PROBLEM TO WORK ON
Read the listing and extract each line that includes the word "along".

Collection entries:
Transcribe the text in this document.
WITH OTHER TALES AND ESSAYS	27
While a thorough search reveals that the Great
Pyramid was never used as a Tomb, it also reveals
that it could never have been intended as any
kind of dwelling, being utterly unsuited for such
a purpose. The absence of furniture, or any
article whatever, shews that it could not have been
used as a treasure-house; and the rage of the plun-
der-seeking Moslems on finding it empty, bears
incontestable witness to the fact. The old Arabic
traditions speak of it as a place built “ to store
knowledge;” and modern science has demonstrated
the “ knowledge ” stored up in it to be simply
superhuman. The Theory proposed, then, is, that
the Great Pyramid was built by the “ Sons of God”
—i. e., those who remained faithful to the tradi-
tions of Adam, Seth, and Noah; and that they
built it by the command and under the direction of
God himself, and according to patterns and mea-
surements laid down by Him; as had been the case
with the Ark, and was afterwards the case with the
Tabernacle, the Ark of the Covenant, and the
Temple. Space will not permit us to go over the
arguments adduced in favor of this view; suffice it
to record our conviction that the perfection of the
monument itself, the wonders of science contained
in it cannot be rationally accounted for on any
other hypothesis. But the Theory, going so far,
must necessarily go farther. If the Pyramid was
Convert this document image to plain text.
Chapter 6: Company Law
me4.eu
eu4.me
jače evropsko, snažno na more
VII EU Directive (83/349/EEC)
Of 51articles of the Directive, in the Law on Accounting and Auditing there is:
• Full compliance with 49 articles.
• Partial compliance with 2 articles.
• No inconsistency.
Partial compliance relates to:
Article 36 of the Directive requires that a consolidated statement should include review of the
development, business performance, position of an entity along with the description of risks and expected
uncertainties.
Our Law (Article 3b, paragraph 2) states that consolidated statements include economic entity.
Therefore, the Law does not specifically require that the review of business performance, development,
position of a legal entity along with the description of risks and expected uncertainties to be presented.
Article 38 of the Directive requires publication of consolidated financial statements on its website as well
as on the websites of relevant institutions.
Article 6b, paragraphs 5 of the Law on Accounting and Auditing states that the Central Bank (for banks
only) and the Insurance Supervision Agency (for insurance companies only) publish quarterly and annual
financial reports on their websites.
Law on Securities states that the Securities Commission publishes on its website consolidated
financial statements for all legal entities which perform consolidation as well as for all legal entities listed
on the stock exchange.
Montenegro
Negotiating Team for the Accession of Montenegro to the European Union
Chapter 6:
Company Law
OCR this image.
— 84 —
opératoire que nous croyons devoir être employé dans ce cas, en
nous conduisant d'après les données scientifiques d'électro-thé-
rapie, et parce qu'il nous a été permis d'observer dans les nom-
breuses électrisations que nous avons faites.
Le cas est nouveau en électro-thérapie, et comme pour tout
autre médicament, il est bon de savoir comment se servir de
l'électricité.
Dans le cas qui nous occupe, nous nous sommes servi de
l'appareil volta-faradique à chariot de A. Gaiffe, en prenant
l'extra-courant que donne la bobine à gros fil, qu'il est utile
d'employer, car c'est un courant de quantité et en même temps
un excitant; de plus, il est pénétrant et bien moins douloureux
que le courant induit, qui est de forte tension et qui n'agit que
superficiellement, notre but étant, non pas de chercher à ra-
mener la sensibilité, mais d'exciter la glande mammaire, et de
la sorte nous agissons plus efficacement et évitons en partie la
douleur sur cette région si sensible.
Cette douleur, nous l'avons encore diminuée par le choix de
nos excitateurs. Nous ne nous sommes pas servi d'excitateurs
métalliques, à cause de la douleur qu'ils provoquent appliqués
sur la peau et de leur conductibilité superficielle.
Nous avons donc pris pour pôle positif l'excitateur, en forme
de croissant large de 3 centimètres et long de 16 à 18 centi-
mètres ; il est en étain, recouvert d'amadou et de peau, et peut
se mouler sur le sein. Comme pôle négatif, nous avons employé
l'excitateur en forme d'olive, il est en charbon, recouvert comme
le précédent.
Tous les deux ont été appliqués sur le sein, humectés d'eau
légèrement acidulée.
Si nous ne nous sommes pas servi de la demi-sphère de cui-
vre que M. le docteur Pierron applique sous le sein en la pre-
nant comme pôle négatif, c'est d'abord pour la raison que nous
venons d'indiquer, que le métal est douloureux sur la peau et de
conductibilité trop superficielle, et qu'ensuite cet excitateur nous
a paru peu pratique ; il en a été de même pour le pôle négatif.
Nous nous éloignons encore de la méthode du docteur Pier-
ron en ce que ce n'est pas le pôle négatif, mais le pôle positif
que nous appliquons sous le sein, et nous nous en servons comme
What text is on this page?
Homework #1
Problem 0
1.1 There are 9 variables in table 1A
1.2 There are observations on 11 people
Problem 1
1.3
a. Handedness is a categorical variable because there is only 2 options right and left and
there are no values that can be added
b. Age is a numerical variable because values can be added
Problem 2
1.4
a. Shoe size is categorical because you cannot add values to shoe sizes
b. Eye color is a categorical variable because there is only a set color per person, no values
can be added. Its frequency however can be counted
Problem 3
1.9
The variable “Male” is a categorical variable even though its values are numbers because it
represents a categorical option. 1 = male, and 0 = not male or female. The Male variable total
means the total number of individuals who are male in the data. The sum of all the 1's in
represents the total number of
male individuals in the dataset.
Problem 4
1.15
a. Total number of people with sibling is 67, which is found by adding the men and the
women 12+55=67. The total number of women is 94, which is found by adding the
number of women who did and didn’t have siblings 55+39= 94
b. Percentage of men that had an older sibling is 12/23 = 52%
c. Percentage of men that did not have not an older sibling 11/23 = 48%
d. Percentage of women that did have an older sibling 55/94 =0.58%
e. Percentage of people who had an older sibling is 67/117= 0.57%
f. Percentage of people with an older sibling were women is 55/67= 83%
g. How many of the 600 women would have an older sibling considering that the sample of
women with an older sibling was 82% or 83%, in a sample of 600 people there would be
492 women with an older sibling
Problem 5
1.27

THE RESPONSE
development, business performance, position of an entity along with the description of risks and expected
position of a legal entity along with the description of risks and expected uncertainties to be presented.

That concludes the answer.